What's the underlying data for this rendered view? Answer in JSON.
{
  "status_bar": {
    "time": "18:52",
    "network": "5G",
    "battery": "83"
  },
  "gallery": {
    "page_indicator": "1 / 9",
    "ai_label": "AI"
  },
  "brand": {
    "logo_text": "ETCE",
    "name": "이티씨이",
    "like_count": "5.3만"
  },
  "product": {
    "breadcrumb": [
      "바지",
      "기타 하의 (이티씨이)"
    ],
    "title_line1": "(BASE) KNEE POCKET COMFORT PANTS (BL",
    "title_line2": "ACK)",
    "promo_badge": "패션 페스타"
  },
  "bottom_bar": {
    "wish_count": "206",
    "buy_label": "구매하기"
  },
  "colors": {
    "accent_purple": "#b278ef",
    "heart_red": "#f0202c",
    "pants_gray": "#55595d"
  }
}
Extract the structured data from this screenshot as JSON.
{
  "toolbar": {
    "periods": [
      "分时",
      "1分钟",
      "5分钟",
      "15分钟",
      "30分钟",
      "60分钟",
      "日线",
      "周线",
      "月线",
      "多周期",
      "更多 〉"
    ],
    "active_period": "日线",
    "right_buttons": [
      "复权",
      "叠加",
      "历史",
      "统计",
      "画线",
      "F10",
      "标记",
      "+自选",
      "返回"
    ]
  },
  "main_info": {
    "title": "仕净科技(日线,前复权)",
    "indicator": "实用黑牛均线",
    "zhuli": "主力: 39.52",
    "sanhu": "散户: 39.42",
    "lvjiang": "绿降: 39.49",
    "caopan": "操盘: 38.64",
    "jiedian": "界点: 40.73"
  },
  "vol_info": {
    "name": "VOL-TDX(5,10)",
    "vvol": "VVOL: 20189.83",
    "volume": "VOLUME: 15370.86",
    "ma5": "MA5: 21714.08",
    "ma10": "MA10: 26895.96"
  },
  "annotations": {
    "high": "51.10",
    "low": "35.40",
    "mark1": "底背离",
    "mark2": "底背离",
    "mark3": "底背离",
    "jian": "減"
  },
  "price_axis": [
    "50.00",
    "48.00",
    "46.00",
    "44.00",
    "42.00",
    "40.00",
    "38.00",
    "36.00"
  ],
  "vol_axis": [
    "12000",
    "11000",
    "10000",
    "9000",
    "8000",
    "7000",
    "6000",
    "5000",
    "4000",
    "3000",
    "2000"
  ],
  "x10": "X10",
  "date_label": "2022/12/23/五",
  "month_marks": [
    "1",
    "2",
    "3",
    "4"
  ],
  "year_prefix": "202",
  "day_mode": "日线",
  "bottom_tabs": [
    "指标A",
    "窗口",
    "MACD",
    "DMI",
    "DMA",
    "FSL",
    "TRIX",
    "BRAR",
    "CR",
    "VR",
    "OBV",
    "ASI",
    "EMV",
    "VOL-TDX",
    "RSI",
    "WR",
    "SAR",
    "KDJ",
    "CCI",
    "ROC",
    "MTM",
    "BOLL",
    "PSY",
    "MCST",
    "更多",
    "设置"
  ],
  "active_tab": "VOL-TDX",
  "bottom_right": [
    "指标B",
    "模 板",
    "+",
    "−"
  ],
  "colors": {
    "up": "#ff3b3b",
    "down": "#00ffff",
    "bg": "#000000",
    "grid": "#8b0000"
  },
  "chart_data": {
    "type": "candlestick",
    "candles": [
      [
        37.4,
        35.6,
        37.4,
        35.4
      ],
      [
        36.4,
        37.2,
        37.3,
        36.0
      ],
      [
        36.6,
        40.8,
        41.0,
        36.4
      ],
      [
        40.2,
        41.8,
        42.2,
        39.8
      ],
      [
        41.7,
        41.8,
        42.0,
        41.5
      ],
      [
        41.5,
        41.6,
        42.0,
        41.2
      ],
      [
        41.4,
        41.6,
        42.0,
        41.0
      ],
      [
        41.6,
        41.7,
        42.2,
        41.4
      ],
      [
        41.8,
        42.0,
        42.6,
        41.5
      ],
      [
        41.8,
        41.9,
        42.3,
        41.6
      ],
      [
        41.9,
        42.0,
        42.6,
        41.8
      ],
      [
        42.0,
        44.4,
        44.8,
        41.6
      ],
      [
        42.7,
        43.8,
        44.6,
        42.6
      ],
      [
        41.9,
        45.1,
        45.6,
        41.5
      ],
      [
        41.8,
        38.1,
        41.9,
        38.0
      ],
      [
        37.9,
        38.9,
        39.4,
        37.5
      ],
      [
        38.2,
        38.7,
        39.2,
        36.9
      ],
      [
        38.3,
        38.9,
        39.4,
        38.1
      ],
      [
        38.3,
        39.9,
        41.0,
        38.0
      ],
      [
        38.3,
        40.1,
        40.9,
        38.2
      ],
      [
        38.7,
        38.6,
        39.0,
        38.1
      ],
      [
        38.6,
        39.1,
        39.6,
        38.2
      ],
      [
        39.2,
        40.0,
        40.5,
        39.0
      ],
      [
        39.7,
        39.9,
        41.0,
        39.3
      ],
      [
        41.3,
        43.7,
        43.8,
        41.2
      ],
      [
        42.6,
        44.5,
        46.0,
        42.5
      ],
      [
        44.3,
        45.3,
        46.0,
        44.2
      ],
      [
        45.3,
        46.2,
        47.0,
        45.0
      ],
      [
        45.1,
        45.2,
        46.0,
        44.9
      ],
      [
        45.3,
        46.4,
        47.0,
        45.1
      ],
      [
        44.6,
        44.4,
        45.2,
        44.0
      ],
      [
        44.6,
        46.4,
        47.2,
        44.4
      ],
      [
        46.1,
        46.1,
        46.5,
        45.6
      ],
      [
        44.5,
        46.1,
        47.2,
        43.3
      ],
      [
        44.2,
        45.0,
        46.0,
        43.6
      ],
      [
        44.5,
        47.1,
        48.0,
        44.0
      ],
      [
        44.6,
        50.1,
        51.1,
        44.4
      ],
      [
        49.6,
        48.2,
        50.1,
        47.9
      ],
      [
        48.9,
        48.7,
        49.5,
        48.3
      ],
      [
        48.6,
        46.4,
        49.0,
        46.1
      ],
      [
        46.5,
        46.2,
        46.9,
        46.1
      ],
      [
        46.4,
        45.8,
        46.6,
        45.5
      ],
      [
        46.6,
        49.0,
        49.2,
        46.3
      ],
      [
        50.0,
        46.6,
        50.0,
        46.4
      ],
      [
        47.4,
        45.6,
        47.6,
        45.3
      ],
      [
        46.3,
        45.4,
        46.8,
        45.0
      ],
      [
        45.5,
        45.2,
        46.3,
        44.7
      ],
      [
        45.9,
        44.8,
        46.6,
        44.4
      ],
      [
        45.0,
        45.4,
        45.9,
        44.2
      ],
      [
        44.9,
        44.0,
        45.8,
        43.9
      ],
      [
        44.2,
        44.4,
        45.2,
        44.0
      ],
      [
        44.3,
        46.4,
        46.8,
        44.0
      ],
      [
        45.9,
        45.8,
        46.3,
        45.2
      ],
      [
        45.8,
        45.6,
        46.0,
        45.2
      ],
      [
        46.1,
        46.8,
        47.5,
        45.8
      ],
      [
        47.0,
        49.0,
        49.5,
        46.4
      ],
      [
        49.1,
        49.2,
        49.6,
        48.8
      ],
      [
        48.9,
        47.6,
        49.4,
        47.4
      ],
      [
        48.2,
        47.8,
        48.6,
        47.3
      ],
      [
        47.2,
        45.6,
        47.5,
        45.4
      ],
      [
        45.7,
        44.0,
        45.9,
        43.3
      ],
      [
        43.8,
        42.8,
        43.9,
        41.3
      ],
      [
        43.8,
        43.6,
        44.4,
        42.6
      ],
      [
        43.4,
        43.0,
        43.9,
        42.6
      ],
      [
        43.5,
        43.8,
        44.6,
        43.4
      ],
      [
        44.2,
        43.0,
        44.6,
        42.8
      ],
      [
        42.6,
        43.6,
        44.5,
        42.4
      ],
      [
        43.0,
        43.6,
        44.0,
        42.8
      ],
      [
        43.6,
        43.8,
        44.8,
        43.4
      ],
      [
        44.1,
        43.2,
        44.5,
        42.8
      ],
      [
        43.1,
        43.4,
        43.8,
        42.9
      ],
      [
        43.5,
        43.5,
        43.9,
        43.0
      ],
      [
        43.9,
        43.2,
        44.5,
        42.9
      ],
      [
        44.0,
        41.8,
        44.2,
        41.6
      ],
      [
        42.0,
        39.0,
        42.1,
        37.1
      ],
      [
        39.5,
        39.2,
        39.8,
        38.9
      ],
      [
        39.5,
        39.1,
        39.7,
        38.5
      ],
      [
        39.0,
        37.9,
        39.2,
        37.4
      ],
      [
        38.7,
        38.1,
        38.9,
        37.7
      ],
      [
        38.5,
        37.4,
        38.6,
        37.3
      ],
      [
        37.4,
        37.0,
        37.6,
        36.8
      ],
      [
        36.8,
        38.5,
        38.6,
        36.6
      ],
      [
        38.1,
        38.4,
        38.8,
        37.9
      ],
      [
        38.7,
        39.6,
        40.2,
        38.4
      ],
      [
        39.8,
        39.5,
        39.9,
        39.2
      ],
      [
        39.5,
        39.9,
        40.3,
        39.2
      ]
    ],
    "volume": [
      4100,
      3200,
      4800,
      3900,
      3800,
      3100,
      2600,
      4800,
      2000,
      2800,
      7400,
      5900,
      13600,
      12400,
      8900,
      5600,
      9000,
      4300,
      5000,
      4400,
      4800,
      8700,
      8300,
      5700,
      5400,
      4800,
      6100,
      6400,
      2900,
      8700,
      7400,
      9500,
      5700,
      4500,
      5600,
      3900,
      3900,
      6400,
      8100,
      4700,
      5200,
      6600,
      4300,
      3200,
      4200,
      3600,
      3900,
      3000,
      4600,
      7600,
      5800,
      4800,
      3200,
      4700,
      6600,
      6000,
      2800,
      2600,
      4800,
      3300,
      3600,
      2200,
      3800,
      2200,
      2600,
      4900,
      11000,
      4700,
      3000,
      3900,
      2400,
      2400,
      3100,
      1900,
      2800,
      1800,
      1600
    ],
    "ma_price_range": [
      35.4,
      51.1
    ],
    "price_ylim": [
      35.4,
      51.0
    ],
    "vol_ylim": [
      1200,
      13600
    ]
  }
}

**TO BE DONE**
Consider the entries above and return each line with the string "JSON".

**SOLUTION**
What's the underlying data for this rendered view? Answer in JSON.
Extract the structured data from this screenshot as JSON.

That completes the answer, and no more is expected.